• [Dataset extract]
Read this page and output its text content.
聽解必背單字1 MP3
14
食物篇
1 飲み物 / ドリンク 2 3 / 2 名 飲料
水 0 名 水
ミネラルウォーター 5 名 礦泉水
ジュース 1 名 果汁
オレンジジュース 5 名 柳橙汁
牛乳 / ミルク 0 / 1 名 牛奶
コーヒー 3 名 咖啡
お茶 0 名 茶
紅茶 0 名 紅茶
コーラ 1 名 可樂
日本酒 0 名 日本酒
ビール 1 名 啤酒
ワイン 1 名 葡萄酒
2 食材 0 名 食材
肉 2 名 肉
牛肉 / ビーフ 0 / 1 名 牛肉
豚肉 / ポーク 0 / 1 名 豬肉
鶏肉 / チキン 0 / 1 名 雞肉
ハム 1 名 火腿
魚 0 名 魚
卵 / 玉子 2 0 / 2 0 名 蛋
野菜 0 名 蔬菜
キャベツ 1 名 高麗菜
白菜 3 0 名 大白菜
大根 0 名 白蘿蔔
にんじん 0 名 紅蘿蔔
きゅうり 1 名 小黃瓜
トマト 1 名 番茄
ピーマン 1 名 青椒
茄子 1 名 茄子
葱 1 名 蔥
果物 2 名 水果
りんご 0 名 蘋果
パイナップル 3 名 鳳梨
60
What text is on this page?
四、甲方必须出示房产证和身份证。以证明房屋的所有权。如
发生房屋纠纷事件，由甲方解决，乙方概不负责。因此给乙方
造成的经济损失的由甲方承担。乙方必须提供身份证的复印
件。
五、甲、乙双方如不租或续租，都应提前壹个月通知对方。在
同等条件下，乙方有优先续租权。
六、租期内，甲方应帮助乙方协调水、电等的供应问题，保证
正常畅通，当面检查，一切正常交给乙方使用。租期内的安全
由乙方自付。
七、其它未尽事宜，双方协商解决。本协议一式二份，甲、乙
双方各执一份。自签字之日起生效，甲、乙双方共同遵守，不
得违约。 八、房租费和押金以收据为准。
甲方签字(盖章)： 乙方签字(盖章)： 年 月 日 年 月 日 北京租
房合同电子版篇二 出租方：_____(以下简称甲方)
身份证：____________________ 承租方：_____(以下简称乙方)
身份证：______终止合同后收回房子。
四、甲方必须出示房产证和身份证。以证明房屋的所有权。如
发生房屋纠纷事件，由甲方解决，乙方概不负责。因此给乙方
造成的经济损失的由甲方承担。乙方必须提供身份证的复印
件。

---

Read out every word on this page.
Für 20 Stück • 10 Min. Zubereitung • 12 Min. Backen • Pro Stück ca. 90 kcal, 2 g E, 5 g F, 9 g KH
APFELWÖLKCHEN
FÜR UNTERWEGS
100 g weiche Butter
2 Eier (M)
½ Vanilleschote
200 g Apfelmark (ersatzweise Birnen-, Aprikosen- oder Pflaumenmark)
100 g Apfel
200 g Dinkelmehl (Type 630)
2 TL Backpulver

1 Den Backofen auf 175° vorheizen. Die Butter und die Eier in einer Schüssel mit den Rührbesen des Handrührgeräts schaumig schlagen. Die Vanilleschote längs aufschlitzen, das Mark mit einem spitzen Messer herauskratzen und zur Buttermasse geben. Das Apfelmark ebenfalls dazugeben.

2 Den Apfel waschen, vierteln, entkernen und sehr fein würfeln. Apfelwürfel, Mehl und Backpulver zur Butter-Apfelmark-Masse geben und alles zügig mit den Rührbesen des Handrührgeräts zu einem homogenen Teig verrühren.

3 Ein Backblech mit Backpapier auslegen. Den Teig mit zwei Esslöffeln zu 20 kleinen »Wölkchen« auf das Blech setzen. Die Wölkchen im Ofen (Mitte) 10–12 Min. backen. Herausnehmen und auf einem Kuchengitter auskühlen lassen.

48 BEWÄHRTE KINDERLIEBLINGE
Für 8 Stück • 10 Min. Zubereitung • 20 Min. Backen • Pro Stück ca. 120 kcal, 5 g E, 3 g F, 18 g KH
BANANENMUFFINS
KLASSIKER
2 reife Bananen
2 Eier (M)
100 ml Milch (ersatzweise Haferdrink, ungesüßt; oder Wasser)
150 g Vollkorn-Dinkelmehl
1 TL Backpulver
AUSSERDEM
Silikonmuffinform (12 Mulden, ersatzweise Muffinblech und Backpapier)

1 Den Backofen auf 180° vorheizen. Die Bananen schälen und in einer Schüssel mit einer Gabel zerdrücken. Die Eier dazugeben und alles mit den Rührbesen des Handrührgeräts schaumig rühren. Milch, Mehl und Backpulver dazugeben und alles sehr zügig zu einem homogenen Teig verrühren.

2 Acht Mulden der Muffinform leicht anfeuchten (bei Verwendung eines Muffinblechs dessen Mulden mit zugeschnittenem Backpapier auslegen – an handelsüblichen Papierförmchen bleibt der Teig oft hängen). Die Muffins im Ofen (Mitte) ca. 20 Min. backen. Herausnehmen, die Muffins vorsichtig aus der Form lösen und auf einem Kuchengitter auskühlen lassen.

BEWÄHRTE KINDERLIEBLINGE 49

• [Exercise requirements]
Filter the records above and return every line that holds the word "Eier".

• [Answer below]
2 Eier (M)
1 Den Backofen auf 175° vorheizen. Die Butter und die Eier in einer Schüssel mit den Rührbesen des Handrührgeräts schaumig schlagen. Die Vanilleschote längs aufschlitzen, das Mark mit einem spitzen Messer herauskratzen und zur Buttermasse geben. Das Apfelmark ebenfalls dazugeben.
2 Eier (M)
1 Den Backofen auf 180° vorheizen. Die Bananen schälen und in einer Schüssel mit einer Gabel zerdrücken. Die Eier dazugeben und alles mit den Rührbesen des Handrührgeräts schaumig rühren. Milch, Mehl und Backpulver dazugeben und alles sehr zügig zu einem homogenen Teig verrühren.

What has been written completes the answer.